**Your task:** Give the number of lines that include the word "duration", nothing more.

**Given data:**
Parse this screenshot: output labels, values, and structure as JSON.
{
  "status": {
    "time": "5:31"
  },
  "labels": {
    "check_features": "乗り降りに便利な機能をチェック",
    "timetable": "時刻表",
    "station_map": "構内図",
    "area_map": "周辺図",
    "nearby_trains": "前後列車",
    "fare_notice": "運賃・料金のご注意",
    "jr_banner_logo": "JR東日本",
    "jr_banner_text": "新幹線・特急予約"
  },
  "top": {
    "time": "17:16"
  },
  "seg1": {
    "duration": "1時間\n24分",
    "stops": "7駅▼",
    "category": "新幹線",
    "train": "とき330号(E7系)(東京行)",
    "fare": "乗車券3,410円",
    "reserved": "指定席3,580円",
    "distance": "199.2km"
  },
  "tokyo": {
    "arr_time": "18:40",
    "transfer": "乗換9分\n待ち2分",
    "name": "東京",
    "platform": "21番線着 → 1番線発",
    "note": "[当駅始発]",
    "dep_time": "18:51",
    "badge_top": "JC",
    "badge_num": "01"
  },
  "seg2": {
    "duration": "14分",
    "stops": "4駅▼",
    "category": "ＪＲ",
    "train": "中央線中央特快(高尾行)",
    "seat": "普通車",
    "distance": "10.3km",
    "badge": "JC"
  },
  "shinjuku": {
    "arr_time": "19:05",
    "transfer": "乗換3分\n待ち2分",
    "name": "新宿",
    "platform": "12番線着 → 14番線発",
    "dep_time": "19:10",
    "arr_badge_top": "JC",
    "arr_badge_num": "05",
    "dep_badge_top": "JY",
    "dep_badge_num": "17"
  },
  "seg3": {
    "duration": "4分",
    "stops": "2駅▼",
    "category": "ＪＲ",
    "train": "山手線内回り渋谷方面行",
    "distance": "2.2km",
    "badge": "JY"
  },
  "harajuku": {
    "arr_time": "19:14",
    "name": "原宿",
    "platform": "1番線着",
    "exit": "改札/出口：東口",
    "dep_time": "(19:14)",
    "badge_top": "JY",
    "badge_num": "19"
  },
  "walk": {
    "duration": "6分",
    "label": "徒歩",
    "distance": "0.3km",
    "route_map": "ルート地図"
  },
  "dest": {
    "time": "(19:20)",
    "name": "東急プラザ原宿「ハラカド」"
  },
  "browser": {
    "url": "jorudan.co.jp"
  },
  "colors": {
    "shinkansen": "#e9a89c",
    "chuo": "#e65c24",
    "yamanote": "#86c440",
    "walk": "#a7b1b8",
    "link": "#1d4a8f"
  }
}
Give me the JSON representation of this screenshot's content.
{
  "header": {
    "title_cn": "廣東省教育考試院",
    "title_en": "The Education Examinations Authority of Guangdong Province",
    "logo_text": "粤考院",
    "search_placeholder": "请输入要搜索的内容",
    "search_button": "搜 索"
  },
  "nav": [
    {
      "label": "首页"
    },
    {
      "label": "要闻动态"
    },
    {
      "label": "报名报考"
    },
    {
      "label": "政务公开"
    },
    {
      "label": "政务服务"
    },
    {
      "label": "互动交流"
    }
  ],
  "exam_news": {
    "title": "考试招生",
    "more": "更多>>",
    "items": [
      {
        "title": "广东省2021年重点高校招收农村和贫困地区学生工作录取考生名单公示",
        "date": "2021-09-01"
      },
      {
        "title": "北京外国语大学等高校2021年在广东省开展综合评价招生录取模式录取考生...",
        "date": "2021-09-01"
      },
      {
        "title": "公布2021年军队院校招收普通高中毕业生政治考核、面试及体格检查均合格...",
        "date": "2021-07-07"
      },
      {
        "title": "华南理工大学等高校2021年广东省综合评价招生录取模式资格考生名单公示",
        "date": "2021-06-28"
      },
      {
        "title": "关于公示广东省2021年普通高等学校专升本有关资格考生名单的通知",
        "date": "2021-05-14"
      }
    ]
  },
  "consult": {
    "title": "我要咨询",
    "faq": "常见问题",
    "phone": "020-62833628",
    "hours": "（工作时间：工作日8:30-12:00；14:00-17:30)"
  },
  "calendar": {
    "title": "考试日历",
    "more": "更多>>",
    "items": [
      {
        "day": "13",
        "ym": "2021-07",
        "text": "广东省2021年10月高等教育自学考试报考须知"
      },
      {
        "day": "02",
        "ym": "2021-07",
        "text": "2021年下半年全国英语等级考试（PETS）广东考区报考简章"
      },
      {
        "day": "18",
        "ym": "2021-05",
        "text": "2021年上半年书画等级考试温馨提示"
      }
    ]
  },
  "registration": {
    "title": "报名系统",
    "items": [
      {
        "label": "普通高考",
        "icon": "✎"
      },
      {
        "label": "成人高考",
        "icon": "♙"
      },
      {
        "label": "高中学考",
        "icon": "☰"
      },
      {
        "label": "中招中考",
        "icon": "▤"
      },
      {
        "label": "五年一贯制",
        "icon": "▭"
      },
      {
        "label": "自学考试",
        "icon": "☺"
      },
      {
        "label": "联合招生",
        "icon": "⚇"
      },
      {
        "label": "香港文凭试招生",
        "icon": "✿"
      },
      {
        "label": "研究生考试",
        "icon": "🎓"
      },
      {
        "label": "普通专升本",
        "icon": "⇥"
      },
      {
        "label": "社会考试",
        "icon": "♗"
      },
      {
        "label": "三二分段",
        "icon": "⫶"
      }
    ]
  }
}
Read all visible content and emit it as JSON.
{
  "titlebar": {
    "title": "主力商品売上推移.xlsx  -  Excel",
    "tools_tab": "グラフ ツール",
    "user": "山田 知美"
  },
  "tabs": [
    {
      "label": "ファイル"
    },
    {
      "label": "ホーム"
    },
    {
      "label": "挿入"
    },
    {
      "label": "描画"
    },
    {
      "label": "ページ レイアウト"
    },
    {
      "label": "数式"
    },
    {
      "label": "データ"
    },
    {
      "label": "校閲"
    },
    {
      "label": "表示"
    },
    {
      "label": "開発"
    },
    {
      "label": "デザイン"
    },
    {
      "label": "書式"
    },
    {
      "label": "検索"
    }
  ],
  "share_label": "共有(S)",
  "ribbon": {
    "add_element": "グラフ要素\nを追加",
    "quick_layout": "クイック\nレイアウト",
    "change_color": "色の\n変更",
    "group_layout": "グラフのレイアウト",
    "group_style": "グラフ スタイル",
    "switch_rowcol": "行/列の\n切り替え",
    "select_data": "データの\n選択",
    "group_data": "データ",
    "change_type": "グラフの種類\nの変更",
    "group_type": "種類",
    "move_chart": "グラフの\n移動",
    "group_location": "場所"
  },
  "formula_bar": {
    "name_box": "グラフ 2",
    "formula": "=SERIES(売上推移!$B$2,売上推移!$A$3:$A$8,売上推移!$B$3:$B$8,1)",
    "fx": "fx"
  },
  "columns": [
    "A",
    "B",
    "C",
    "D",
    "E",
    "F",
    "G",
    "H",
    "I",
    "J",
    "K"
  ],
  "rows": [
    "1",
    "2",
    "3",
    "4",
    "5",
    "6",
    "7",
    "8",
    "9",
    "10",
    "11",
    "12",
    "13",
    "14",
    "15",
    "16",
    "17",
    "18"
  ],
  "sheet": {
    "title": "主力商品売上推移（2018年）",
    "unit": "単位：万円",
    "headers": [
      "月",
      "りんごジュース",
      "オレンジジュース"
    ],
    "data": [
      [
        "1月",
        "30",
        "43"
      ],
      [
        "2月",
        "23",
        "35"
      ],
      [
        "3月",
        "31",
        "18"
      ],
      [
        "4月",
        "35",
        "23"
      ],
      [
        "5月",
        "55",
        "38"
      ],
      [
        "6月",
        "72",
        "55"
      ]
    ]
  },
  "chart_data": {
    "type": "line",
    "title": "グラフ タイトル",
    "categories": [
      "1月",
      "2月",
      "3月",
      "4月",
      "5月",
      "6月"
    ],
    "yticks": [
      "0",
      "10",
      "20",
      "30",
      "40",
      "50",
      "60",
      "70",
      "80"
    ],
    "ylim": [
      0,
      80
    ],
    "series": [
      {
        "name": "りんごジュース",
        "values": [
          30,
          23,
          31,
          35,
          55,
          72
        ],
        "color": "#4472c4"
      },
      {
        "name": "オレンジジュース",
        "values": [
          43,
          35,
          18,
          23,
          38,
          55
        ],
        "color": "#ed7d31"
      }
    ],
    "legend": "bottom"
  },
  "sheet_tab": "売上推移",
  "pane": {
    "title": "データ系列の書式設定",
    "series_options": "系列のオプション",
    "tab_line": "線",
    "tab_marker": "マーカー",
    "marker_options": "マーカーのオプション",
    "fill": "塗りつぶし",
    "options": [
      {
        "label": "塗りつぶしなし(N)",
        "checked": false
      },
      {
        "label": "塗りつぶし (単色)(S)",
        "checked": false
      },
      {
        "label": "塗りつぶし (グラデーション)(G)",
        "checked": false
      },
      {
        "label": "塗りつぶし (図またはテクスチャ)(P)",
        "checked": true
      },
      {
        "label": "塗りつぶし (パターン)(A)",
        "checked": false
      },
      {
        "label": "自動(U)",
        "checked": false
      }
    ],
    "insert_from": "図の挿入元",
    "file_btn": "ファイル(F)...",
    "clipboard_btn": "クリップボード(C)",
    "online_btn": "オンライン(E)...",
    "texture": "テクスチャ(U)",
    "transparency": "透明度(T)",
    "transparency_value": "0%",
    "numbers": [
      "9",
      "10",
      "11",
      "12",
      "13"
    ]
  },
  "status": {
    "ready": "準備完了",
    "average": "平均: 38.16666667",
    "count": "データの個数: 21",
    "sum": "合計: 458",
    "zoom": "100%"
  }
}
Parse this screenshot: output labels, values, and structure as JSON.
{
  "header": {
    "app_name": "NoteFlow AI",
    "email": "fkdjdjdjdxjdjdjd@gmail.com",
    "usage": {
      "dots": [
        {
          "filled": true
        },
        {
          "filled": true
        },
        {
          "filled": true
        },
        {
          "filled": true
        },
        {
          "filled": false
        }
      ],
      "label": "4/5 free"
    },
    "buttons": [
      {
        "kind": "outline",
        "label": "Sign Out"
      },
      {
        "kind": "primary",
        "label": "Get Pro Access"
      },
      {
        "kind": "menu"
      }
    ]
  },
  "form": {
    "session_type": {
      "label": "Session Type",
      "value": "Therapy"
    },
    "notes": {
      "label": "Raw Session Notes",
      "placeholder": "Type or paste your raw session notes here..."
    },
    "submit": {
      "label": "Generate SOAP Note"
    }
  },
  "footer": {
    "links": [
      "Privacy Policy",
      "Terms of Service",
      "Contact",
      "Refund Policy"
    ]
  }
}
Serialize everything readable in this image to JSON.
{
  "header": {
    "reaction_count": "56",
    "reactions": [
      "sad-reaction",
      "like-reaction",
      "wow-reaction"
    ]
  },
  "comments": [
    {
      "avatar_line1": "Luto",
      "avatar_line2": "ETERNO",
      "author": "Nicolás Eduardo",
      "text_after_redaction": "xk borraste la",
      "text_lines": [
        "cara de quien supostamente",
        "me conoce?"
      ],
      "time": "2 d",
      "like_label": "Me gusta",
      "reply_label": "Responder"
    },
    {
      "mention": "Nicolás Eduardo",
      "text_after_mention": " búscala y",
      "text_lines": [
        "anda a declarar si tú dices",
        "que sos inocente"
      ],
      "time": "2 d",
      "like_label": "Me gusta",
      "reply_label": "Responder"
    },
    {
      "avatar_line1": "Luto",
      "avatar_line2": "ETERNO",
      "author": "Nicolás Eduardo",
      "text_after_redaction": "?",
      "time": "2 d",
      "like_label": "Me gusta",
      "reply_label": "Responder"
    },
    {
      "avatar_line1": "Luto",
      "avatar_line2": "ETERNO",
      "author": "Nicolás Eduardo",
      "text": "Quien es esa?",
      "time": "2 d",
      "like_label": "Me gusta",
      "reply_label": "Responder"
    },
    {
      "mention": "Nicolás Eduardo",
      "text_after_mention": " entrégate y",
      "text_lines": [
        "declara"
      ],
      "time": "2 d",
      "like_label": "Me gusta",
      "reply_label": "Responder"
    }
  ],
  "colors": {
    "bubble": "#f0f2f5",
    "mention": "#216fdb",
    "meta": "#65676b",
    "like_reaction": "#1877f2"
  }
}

**Task response:** 4